# Provided records

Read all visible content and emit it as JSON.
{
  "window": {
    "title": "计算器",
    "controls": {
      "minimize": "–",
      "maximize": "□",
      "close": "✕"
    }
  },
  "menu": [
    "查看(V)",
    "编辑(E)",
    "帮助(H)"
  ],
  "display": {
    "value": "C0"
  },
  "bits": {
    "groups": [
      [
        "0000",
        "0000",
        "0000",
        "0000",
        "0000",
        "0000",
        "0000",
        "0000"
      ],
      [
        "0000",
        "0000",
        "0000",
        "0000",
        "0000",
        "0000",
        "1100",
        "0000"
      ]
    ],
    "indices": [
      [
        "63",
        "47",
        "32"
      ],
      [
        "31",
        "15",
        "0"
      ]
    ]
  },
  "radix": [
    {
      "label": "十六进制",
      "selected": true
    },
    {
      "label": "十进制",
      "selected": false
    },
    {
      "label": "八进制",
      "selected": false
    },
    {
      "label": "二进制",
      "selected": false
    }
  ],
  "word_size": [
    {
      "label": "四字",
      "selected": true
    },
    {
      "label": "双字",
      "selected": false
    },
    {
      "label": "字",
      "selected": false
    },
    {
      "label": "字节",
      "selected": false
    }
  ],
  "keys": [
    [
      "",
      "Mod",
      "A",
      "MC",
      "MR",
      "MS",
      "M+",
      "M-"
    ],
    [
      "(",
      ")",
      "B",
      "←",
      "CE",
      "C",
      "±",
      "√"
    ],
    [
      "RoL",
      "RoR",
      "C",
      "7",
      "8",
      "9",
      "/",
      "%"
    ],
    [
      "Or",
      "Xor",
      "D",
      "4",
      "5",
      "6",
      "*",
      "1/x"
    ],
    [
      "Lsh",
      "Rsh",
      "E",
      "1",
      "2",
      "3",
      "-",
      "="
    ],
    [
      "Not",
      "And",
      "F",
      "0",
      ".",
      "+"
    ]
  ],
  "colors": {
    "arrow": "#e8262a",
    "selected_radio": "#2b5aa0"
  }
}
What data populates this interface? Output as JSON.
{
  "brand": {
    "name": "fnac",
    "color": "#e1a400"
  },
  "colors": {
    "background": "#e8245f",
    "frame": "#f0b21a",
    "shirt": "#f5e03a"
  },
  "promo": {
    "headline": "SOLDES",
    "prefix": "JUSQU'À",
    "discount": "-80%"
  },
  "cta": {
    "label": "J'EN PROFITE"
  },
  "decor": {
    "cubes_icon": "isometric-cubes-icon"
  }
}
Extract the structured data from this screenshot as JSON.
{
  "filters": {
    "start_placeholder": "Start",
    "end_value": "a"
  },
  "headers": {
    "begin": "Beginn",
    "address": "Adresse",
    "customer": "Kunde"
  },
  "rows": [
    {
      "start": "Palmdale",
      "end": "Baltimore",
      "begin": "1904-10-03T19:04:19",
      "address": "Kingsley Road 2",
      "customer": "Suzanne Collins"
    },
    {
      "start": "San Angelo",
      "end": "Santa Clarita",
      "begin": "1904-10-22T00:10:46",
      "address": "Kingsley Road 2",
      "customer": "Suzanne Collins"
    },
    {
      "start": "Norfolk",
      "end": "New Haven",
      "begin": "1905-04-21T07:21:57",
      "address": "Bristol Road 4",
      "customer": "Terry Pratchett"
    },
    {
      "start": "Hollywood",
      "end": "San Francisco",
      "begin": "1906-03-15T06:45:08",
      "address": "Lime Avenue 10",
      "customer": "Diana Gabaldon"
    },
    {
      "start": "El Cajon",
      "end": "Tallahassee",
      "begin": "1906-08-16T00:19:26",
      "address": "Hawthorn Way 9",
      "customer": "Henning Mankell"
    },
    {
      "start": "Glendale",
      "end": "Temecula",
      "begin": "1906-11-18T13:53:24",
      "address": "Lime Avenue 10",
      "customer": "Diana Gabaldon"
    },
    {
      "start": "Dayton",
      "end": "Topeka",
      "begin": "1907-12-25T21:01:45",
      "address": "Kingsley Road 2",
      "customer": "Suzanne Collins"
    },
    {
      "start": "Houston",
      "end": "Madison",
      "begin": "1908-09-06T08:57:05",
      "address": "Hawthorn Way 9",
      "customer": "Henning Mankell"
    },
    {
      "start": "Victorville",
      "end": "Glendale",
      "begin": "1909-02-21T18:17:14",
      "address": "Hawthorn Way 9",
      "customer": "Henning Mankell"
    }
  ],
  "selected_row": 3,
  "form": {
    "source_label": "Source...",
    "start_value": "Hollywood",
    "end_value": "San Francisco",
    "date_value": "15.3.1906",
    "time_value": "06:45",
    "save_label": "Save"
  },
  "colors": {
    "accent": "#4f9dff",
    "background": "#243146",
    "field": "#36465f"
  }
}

==

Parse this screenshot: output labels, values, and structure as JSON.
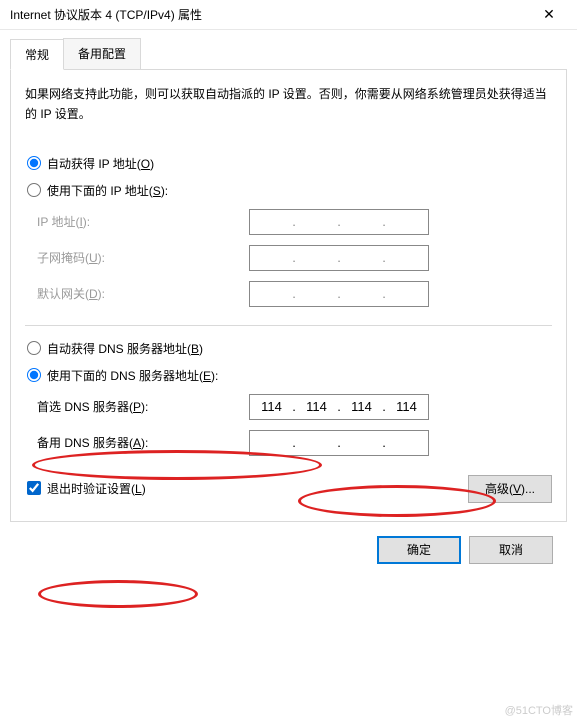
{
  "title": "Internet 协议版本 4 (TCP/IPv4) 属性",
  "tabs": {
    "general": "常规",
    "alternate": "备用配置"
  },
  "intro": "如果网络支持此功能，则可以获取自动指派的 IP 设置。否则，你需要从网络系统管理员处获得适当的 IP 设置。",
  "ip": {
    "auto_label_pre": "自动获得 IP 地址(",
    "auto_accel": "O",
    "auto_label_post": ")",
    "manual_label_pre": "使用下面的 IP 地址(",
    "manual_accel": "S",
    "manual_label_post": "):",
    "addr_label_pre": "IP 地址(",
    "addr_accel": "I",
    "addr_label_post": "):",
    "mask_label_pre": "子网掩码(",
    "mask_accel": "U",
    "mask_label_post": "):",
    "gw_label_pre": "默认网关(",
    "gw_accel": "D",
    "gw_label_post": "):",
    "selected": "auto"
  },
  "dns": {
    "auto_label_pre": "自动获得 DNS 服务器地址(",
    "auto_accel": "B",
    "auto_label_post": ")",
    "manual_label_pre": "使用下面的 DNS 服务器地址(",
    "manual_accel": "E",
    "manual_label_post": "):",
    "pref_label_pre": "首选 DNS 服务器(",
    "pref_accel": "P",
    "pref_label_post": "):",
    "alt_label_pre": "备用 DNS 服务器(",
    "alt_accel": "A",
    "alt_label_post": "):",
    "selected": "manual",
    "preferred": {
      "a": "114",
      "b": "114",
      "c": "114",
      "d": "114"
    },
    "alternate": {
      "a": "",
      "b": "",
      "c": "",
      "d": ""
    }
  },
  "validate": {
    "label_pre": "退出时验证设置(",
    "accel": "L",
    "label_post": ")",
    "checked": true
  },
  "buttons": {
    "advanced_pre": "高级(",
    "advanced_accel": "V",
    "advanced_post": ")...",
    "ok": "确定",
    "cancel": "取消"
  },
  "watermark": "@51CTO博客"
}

...

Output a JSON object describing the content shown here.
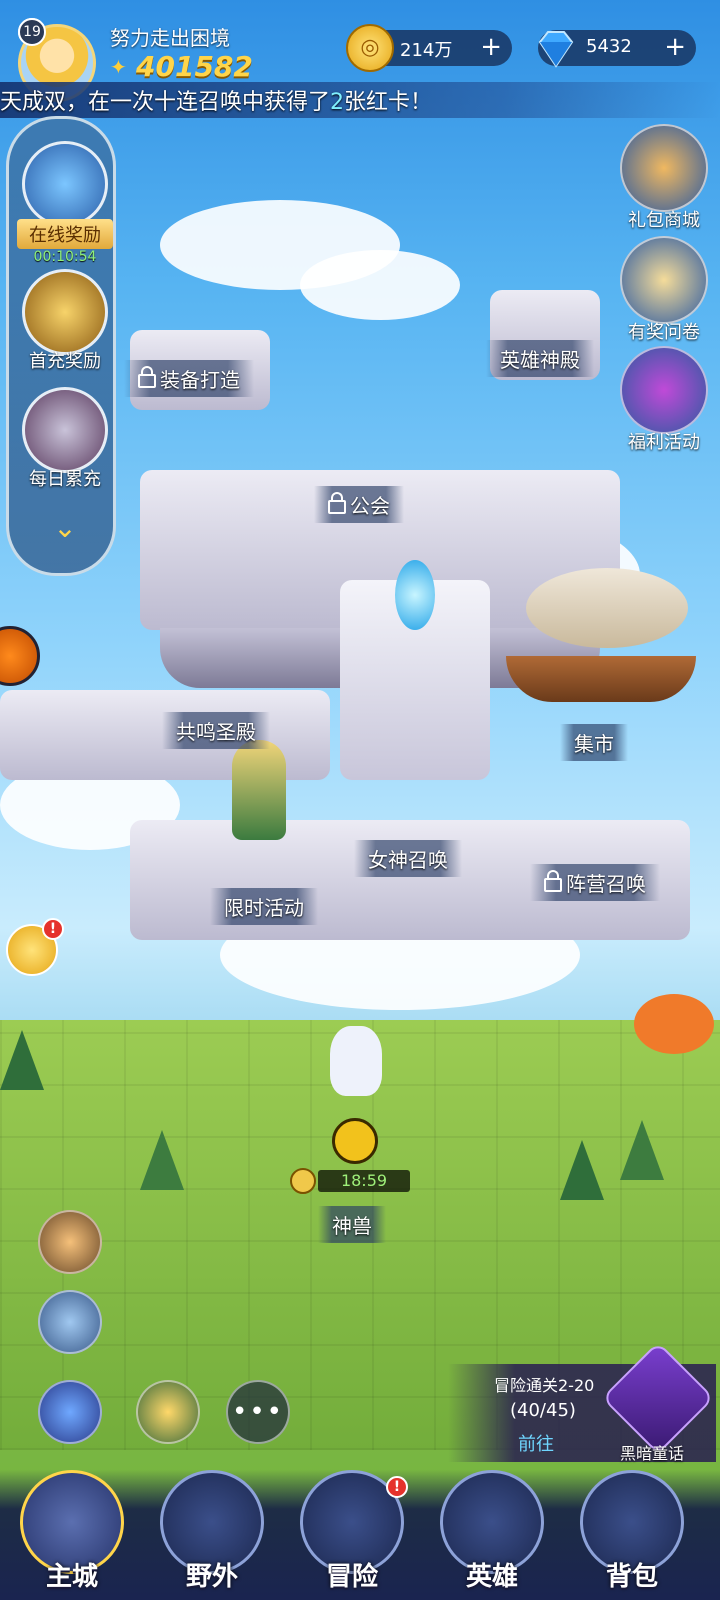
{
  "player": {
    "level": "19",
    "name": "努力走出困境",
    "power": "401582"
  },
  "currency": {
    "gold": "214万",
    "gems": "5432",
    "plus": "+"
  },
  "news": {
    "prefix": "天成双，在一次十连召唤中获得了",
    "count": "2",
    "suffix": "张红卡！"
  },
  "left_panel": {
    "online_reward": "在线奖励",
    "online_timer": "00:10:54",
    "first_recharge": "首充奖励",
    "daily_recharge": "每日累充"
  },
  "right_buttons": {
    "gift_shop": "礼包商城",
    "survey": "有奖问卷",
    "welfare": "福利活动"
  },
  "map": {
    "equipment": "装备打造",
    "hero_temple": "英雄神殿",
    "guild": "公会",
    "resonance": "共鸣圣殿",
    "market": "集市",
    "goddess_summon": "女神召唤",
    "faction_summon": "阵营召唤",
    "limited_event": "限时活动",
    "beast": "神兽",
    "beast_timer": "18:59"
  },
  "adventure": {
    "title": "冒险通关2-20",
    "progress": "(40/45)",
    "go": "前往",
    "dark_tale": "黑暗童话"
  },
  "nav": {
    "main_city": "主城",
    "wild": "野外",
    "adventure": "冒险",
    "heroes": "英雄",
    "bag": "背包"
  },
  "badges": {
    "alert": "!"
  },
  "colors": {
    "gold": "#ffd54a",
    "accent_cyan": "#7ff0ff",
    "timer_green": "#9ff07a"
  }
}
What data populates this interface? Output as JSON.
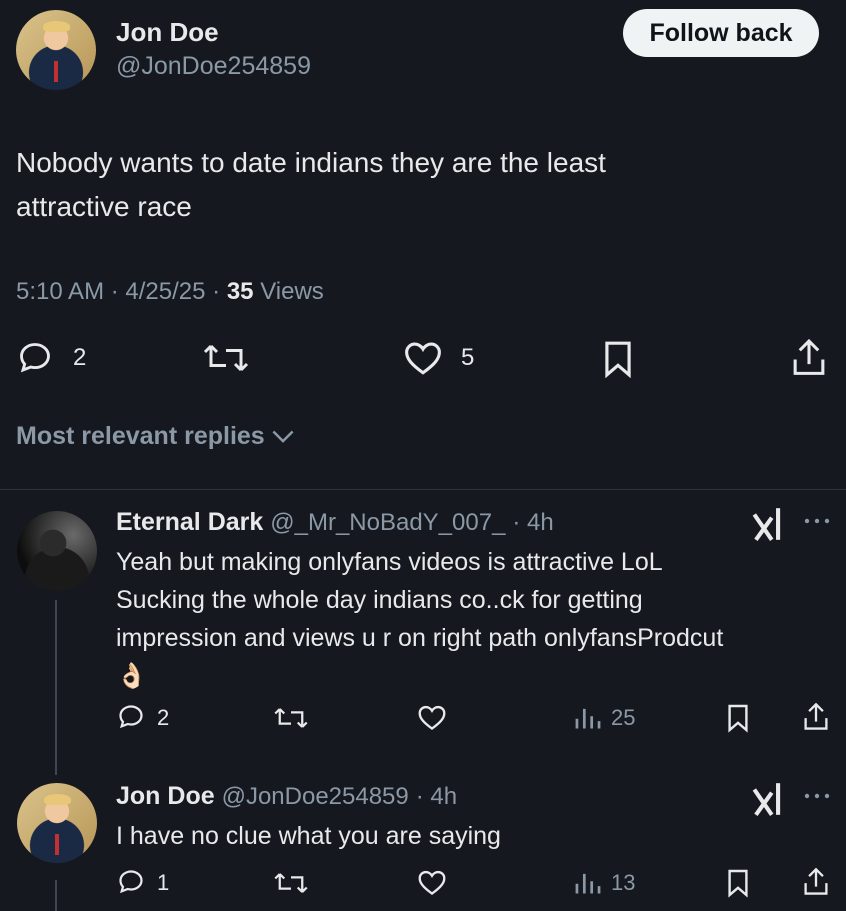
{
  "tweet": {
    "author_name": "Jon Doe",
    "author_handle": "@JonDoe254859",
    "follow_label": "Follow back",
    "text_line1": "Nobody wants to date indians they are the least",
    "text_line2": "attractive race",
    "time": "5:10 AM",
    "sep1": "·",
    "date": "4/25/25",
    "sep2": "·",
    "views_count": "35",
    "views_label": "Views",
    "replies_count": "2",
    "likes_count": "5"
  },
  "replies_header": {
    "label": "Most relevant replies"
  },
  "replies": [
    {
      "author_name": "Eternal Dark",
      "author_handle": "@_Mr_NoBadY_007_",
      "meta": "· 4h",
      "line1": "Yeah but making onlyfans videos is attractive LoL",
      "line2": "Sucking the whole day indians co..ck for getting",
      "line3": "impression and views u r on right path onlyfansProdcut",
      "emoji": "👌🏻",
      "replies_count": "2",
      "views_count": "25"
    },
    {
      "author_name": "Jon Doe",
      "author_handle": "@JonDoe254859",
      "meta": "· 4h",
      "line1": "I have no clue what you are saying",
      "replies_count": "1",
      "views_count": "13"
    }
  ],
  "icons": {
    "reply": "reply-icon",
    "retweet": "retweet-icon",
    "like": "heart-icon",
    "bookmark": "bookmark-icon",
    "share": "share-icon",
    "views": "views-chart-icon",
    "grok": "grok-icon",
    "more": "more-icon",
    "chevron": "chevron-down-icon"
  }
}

# Requirement
Pick out each line above that includes "content" and show it.

# Response
Read all visible content and emit it as JSON.
Output a JSON object describing the content shown here.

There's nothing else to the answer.